- **Work required**:
Records follow. Select each line holding "color".

- **Dataset extract**:

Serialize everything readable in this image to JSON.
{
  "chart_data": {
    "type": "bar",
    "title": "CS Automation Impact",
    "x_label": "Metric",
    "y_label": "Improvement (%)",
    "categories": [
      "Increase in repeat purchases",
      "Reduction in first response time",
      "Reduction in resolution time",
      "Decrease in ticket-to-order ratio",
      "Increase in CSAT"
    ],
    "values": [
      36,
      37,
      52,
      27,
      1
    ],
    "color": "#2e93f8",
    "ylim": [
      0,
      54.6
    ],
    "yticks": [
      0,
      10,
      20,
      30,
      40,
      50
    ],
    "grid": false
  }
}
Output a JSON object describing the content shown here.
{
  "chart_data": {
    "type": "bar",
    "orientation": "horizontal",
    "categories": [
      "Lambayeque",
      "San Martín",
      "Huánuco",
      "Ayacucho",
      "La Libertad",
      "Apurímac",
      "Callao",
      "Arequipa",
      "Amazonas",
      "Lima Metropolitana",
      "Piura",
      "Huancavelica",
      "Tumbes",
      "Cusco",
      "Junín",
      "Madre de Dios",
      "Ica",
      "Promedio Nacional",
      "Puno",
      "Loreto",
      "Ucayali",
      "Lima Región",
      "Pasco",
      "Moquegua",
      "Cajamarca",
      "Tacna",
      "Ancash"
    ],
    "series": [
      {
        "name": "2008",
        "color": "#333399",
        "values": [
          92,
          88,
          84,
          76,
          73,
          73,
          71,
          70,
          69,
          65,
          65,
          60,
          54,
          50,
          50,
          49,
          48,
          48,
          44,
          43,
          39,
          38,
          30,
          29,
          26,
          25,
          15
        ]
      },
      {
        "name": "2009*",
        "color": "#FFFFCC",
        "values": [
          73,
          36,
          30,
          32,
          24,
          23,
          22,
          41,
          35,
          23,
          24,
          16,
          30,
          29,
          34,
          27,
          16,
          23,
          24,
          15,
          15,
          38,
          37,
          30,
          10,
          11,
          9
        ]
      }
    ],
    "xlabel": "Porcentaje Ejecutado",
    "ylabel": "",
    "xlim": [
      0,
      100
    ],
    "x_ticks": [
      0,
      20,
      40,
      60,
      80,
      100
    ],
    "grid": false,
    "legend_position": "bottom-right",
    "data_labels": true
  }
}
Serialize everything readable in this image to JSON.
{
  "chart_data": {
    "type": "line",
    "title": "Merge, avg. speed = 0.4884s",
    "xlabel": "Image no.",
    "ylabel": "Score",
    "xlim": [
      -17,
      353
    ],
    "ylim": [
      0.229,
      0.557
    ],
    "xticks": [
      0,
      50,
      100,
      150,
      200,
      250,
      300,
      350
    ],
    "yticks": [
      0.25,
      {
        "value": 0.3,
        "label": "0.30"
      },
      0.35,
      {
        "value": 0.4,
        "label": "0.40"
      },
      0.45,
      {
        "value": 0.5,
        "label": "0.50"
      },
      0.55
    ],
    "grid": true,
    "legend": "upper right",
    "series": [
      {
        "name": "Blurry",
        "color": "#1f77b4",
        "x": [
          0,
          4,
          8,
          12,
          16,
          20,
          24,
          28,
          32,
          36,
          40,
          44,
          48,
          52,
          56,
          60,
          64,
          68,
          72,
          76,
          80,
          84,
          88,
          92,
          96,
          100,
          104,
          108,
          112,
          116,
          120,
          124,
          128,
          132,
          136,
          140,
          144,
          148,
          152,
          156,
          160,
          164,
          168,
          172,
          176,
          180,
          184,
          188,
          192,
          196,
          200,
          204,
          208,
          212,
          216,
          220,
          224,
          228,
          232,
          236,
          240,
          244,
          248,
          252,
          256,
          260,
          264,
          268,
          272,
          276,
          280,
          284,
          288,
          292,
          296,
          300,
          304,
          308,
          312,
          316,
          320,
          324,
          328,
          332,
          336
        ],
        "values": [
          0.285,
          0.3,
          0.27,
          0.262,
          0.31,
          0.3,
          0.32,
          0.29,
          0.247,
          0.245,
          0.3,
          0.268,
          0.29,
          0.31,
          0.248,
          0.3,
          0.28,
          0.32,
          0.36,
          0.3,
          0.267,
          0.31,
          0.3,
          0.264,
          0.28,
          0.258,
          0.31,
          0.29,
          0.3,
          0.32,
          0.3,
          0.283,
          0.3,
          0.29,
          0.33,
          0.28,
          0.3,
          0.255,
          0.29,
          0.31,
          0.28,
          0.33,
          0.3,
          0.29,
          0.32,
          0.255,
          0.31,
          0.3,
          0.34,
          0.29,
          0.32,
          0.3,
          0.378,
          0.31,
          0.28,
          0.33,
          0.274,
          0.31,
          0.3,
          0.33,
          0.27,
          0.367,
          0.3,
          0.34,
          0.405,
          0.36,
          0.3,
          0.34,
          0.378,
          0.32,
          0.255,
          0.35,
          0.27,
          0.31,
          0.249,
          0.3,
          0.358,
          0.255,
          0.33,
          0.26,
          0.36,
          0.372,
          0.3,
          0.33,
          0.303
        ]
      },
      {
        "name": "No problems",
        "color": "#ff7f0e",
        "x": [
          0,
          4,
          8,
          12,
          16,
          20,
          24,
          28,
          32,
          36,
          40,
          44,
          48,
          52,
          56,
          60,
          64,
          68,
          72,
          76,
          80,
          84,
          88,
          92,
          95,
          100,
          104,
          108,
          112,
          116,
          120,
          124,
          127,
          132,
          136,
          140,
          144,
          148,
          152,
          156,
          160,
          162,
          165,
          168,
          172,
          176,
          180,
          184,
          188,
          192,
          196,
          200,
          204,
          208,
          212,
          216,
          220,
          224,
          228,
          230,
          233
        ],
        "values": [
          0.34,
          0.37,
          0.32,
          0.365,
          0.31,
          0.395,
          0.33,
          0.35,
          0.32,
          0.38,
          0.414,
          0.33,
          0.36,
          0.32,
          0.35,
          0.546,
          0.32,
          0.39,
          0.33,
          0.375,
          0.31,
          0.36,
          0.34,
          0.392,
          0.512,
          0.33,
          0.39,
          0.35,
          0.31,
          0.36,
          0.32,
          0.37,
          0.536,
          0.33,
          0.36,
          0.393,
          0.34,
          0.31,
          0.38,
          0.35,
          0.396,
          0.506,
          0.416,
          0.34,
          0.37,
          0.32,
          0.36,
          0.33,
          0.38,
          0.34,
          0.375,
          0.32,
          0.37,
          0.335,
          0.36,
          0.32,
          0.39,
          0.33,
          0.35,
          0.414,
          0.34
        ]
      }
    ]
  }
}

- **Written answer**:
    "color": "#2e93f8",
        "color": "#333399",
        "color": "#FFFFCC",
        "color": "#1f77b4",
        "color": "#ff7f0e",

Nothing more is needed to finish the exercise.